**WHAT TO WORK ON**
Copy out each line of the material below that holds the string "които".

begin DATA IN THIS EXERCISE

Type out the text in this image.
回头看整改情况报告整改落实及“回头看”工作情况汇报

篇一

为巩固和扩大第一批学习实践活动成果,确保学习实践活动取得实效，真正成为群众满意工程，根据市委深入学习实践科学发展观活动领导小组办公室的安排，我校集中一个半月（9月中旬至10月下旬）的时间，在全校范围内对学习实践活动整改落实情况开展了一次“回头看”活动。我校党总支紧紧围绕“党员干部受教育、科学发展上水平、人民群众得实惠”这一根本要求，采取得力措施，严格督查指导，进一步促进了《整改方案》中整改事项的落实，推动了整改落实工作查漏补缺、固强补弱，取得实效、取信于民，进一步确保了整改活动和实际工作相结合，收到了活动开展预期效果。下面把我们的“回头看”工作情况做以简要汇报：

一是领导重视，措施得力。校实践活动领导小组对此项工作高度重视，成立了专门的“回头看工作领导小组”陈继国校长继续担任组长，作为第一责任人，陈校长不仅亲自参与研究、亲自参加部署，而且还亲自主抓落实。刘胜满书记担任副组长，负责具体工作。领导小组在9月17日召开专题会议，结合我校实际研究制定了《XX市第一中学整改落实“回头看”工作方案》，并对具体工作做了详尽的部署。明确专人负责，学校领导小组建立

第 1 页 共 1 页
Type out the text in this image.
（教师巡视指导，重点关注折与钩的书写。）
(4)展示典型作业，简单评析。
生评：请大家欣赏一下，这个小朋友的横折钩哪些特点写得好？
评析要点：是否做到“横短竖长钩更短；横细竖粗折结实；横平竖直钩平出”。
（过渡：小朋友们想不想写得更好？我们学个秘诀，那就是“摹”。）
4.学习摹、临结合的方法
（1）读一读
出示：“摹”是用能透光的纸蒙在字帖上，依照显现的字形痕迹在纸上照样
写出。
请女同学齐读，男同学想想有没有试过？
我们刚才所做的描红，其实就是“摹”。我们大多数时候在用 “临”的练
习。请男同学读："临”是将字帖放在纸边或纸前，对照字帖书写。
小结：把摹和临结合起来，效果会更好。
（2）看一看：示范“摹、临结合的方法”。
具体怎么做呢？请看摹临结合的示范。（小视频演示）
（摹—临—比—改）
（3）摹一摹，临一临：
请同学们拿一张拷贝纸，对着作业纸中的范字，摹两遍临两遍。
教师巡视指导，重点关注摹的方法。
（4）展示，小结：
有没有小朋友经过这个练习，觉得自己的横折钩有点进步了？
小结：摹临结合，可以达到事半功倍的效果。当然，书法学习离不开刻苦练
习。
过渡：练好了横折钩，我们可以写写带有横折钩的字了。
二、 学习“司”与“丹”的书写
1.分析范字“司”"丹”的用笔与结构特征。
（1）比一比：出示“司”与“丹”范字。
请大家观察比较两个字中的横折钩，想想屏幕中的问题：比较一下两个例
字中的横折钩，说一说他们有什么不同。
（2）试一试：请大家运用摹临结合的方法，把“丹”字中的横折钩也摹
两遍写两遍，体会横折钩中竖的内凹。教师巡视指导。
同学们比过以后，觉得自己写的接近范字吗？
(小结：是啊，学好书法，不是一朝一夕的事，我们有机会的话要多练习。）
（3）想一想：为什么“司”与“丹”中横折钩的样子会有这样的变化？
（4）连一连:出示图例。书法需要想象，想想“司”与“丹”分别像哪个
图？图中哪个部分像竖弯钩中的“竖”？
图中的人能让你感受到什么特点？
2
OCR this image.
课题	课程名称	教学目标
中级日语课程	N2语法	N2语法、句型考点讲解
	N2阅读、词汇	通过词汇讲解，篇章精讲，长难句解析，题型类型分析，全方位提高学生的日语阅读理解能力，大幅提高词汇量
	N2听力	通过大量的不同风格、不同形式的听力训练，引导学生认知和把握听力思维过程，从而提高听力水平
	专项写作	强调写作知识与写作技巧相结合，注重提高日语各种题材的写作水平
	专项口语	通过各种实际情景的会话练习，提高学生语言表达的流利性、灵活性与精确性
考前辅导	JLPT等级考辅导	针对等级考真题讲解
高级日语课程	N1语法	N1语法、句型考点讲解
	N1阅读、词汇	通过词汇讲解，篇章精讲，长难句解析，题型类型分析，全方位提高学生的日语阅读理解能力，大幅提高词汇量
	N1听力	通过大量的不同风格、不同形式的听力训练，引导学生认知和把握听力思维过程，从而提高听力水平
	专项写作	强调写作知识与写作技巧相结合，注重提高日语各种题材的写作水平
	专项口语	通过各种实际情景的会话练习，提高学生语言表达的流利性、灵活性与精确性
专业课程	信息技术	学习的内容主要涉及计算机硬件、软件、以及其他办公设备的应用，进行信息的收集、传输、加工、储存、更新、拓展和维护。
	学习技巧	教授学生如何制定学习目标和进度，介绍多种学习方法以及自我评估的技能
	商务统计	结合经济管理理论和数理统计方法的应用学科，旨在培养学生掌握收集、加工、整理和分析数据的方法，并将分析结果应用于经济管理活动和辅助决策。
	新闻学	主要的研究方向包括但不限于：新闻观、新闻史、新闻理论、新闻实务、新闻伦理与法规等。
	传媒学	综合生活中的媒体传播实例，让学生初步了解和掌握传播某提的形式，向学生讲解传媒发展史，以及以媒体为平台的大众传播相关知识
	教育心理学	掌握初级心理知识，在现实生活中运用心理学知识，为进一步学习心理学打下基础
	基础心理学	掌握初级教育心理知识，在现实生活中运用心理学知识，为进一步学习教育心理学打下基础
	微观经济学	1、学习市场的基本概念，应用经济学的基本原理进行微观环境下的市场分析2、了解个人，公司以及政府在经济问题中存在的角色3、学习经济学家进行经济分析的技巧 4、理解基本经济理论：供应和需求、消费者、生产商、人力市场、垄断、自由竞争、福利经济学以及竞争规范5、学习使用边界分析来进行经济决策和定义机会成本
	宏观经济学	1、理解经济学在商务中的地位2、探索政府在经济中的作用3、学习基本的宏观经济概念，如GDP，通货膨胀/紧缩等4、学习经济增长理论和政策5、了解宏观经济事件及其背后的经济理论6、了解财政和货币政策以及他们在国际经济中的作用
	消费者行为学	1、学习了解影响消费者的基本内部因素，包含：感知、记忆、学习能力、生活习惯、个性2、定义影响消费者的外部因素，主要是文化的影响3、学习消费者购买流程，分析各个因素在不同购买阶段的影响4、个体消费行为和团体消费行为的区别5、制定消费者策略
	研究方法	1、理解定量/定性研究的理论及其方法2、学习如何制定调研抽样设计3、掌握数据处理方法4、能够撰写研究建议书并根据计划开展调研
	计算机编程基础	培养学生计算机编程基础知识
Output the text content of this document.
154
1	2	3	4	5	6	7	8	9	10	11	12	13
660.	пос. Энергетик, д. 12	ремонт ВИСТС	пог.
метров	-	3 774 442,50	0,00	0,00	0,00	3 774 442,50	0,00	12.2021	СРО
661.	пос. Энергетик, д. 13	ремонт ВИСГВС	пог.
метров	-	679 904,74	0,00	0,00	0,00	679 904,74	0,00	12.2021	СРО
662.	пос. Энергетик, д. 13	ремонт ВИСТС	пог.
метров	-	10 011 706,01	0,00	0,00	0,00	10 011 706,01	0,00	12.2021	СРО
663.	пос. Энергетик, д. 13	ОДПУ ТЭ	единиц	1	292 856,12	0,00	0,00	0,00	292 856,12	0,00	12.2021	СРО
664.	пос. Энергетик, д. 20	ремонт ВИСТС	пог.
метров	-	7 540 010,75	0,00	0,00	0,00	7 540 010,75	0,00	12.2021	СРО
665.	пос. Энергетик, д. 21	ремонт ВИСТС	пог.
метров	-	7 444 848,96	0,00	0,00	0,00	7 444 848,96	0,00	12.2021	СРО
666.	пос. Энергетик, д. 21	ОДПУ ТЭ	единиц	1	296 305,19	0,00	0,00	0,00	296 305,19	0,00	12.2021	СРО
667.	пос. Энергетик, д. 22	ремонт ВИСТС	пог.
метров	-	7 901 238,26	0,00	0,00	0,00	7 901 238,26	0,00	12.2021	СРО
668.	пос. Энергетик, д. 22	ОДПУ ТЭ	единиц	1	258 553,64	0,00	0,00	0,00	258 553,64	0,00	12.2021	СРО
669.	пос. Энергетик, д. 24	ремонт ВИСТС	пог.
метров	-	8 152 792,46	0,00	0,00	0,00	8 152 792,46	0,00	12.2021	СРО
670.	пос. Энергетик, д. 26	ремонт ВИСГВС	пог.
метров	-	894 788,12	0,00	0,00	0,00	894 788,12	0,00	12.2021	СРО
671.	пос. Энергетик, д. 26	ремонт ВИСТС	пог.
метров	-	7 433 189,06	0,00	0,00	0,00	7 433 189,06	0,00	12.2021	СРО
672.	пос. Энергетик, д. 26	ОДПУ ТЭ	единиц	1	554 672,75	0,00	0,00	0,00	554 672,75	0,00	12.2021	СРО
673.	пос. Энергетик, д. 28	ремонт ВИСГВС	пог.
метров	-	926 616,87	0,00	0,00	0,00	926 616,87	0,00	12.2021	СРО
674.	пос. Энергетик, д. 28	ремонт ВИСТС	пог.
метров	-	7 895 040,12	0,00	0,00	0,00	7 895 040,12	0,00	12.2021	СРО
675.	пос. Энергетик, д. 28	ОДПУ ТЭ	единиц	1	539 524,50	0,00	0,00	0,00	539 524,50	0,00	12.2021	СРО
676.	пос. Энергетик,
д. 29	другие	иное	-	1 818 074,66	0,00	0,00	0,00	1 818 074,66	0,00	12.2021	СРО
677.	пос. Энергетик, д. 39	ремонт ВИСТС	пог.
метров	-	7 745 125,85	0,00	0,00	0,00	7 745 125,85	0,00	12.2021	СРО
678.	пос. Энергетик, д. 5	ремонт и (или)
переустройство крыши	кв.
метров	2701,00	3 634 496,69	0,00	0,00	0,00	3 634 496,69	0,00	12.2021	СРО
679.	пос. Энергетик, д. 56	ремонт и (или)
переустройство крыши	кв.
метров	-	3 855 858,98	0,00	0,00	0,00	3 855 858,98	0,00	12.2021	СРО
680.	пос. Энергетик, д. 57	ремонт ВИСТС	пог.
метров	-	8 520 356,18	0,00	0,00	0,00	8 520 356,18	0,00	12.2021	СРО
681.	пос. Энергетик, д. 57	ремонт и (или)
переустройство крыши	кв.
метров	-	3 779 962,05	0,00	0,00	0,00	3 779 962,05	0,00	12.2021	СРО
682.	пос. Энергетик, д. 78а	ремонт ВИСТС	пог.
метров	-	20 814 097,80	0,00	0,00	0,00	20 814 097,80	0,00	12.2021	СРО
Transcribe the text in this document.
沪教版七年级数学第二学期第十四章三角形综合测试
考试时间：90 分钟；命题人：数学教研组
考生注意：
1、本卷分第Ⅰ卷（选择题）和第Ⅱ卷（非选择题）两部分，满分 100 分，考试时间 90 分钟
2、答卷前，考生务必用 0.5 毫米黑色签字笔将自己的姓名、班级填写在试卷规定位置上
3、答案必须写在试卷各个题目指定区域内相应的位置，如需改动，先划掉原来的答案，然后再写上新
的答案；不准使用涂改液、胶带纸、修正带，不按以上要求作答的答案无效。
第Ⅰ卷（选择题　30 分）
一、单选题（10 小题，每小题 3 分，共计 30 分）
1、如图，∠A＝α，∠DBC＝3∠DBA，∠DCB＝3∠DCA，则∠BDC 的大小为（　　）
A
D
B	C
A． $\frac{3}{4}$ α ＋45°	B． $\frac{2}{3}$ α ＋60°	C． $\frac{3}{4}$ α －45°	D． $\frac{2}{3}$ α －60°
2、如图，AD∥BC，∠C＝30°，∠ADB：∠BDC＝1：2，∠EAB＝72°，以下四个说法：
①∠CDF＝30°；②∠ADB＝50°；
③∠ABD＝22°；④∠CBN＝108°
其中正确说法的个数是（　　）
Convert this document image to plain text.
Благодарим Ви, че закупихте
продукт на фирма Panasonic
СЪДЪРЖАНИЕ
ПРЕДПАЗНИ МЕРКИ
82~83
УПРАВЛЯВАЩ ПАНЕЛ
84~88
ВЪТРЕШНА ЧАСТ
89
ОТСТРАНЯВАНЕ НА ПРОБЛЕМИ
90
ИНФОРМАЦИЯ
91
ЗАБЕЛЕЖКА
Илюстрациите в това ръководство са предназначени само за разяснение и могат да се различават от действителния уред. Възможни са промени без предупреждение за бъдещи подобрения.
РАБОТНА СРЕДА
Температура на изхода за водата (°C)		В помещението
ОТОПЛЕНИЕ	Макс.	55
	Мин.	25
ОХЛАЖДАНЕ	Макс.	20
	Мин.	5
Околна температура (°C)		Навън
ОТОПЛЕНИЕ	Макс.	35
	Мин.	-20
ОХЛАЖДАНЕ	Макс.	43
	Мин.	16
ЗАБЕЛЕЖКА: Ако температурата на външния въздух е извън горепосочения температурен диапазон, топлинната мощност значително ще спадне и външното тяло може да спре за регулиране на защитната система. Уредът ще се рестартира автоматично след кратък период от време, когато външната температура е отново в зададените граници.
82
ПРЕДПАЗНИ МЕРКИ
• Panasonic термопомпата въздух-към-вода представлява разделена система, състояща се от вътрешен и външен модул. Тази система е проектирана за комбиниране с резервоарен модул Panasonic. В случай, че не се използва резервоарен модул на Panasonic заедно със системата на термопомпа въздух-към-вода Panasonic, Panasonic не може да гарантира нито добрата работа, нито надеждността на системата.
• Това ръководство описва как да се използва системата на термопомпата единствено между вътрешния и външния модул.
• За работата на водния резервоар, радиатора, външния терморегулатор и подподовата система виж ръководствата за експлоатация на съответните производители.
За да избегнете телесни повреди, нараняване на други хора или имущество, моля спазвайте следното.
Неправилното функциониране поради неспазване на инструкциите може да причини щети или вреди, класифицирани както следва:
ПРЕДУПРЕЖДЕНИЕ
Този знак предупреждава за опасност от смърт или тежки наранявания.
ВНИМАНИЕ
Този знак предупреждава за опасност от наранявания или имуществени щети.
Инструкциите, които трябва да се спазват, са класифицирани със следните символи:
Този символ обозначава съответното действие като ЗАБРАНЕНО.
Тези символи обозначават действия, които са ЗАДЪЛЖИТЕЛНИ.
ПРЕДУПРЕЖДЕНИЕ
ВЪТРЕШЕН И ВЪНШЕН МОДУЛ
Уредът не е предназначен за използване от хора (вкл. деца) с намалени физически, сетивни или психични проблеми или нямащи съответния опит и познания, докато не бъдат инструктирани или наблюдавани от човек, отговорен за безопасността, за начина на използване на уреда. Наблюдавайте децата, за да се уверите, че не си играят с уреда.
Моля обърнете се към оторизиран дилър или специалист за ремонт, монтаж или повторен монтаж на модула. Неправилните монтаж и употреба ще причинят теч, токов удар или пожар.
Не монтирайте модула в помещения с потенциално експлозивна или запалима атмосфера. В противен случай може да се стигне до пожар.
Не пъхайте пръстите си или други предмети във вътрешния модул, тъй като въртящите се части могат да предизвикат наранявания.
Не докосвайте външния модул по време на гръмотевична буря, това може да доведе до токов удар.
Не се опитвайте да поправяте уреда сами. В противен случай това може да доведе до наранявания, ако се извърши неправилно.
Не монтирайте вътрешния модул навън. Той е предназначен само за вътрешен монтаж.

end DATA IN THIS EXERCISE

**EXERCISE ANSWER**
Инструкциите, които трябва да се спазват, са класифицирани със следните символи:
Тези символи обозначават действия, които са ЗАДЪЛЖИТЕЛНИ.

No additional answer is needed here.